* _PROBLEM TO SOLVE_:
Put each line of the data below into a Markdown table with two columns, Row and Line, numbering the rows and leaving out blank lines.

* _THE RECORDS_:
──────────
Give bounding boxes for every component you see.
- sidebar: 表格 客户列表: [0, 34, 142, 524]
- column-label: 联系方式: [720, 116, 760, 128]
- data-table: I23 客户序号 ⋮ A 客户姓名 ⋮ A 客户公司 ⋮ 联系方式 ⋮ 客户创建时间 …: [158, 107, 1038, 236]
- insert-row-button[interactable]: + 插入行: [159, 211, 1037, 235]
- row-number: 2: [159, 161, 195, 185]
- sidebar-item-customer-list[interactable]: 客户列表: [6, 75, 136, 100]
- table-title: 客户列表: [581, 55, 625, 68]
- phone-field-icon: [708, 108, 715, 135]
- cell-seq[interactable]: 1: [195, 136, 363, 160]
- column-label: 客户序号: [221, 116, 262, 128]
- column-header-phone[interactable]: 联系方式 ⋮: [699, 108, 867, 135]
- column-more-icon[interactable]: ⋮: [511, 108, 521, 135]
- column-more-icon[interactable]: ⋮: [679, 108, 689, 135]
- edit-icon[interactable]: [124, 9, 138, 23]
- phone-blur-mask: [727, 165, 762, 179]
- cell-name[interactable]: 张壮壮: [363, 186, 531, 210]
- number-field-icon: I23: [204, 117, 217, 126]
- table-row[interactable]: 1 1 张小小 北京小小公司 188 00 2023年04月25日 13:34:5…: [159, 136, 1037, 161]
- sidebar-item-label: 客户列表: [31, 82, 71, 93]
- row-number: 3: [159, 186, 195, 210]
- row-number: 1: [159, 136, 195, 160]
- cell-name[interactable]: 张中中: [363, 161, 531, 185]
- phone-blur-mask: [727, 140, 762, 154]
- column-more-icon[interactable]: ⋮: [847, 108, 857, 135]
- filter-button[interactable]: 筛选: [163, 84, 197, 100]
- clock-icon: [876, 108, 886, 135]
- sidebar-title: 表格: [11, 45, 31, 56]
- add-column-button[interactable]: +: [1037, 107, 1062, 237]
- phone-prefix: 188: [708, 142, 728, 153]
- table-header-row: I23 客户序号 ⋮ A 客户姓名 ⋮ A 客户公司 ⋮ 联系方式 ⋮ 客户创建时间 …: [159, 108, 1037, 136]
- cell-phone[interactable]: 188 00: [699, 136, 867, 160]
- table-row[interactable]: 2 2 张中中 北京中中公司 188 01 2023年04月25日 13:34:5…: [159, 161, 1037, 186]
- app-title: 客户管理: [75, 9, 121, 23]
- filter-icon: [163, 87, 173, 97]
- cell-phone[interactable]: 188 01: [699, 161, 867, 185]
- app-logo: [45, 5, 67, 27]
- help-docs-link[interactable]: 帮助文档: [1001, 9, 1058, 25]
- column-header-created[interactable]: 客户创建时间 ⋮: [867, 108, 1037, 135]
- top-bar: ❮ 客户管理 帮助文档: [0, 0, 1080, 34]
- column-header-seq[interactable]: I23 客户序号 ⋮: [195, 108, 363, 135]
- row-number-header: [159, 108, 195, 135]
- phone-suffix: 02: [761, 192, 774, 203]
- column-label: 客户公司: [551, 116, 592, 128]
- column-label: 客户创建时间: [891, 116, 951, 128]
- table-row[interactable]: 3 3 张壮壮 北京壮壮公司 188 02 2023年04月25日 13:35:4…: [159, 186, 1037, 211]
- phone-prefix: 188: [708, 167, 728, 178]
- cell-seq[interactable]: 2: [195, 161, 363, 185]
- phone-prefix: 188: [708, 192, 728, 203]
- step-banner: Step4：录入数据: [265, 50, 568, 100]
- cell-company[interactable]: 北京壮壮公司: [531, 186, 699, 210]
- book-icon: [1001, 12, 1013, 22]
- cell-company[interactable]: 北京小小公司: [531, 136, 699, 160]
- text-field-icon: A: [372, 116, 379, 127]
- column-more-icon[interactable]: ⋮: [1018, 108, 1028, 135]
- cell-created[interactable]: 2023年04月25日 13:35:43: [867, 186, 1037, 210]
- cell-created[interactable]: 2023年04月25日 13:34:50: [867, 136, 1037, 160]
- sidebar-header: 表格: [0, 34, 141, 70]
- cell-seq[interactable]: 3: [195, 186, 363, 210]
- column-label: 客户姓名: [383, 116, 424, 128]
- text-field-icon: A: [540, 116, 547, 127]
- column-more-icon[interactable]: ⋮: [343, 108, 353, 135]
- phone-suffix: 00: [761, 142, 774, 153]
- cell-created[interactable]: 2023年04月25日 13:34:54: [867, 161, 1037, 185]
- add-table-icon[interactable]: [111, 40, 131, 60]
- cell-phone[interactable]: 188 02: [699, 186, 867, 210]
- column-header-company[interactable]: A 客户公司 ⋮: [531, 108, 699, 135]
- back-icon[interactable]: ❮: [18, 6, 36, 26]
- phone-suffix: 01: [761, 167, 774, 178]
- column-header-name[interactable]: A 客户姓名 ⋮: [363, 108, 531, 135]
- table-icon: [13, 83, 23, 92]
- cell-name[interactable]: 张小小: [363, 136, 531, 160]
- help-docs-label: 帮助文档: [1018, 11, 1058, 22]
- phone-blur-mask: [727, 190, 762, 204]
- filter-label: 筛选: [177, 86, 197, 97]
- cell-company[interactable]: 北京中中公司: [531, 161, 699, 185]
──────────
* _EXERCISE RESULT_:
| Row | Line |
|---|---|
| 1 | Give bounding boxes for every component you see. |
| 2 | - sidebar: 表格 客户列表: [0, 34, 142, 524] |
| 3 | - column-label: 联系方式: [720, 116, 760, 128] |
| 4 | - data-table: I23 客户序号 ⋮ A 客户姓名 ⋮ A 客户公司 ⋮ 联系方式 ⋮ 客户创建时间 …: [158, 107, 1038, 236] |
| 5 | - insert-row-button[interactable]: + 插入行: [159, 211, 1037, 235] |
| 6 | - row-number: 2: [159, 161, 195, 185] |
| 7 | - sidebar-item-customer-list[interactable]: 客户列表: [6, 75, 136, 100] |
| 8 | - table-title: 客户列表: [581, 55, 625, 68] |
| 9 | - phone-field-icon: [708, 108, 715, 135] |
| 10 | - cell-seq[interactable]: 1: [195, 136, 363, 160] |
| 11 | - column-label: 客户序号: [221, 116, 262, 128] |
| 12 | - column-header-phone[interactable]: 联系方式 ⋮: [699, 108, 867, 135] |
| 13 | - column-more-icon[interactable]: ⋮: [511, 108, 521, 135] |
| 14 | - column-more-icon[interactable]: ⋮: [679, 108, 689, 135] |
| 15 | - edit-icon[interactable]: [124, 9, 138, 23] |
| 16 | - phone-blur-mask: [727, 165, 762, 179] |
| 17 | - cell-name[interactable]: 张壮壮: [363, 186, 531, 210] |
| 18 | - number-field-icon: I23: [204, 117, 217, 126] |
| 19 | - table-row[interactable]: 1 1 张小小 北京小小公司 188 00 2023年04月25日 13:34:5…: [159, 136, 1037, 161] |
| 20 | - sidebar-item-label: 客户列表: [31, 82, 71, 93] |
| 21 | - row-number: 3: [159, 186, 195, 210] |
| 22 | - row-number: 1: [159, 136, 195, 160] |
| 23 | - cell-name[interactable]: 张中中: [363, 161, 531, 185] |
| 24 | - phone-blur-mask: [727, 140, 762, 154] |
| 25 | - column-more-icon[interactable]: ⋮: [847, 108, 857, 135] |
| 26 | - filter-button[interactable]: 筛选: [163, 84, 197, 100] |
| 27 | - clock-icon: [876, 108, 886, 135] |
| 28 | - sidebar-title: 表格: [11, 45, 31, 56] |
| 29 | - add-column-button[interactable]: +: [1037, 107, 1062, 237] |
| 30 | - phone-prefix: 188: [708, 142, 728, 153] |
| 31 | - table-header-row: I23 客户序号 ⋮ A 客户姓名 ⋮ A 客户公司 ⋮ 联系方式 ⋮ 客户创建时间 …: [159, 108, 1037, 136] |
| 32 | - cell-phone[interactable]: 188 00: [699, 136, 867, 160] |
| 33 | - table-row[interactable]: 2 2 张中中 北京中中公司 188 01 2023年04月25日 13:34:5…: [159, 161, 1037, 186] |
| 34 | - app-title: 客户管理: [75, 9, 121, 23] |
| 35 | - filter-icon: [163, 87, 173, 97] |
| 36 | - cell-phone[interactable]: 188 01: [699, 161, 867, 185] |
| 37 | - app-logo: [45, 5, 67, 27] |
| 38 | - help-docs-link[interactable]: 帮助文档: [1001, 9, 1058, 25] |
| 39 | - column-header-created[interactable]: 客户创建时间 ⋮: [867, 108, 1037, 135] |
| 40 | - top-bar: ❮ 客户管理 帮助文档: [0, 0, 1080, 34] |
| 41 | - column-header-seq[interactable]: I23 客户序号 ⋮: [195, 108, 363, 135] |
| 42 | - row-number-header: [159, 108, 195, 135] |
| 43 | - phone-suffix: 02: [761, 192, 774, 203] |
| 44 | - column-label: 客户公司: [551, 116, 592, 128] |
| 45 | - column-label: 客户创建时间: [891, 116, 951, 128] |
| 46 | - table-row[interactable]: 3 3 张壮壮 北京壮壮公司 188 02 2023年04月25日 13:35:4…: [159, 186, 1037, 211] |
| 47 | - phone-prefix: 188: [708, 167, 728, 178] |
| 48 | - cell-seq[interactable]: 2: [195, 161, 363, 185] |
| 49 | - phone-prefix: 188: [708, 192, 728, 203] |
| 50 | - step-banner: Step4：录入数据: [265, 50, 568, 100] |
| 51 | - cell-company[interactable]: 北京壮壮公司: [531, 186, 699, 210] |
| 52 | - book-icon: [1001, 12, 1013, 22] |
| 53 | - cell-company[interactable]: 北京小小公司: [531, 136, 699, 160] |
| 54 | - text-field-icon: A: [372, 116, 379, 127] |
| 55 | - column-more-icon[interactable]: ⋮: [1018, 108, 1028, 135] |
| 56 | - cell-created[interactable]: 2023年04月25日 13:35:43: [867, 186, 1037, 210] |
| 57 | - cell-created[interactable]: 2023年04月25日 13:34:50: [867, 136, 1037, 160] |
| 58 | - sidebar-header: 表格: [0, 34, 141, 70] |
| 59 | - cell-seq[interactable]: 3: [195, 186, 363, 210] |
| 60 | - column-label: 客户姓名: [383, 116, 424, 128] |
| 61 | - text-field-icon: A: [540, 116, 547, 127] |
| 62 | - column-more-icon[interactable]: ⋮: [343, 108, 353, 135] |
| 63 | - phone-suffix: 00: [761, 142, 774, 153] |
| 64 | - cell-created[interactable]: 2023年04月25日 13:34:54: [867, 161, 1037, 185] |
| 65 | - add-table-icon[interactable]: [111, 40, 131, 60] |
| 66 | - cell-phone[interactable]: 188 02: [699, 186, 867, 210] |
| 67 | - column-header-company[interactable]: A 客户公司 ⋮: [531, 108, 699, 135] |
| 68 | - back-icon[interactable]: ❮: [18, 6, 36, 26] |
| 69 | - phone-suffix: 01: [761, 167, 774, 178] |
| 70 | - column-header-name[interactable]: A 客户姓名 ⋮: [363, 108, 531, 135] |
| 71 | - table-icon: [13, 83, 23, 92] |
| 72 | - cell-name[interactable]: 张小小: [363, 136, 531, 160] |
| 73 | - help-docs-label: 帮助文档: [1018, 11, 1058, 22] |
| 74 | - phone-blur-mask: [727, 190, 762, 204] |
| 75 | - filter-label: 筛选: [177, 86, 197, 97] |
| 76 | - cell-company[interactable]: 北京中中公司: [531, 161, 699, 185] |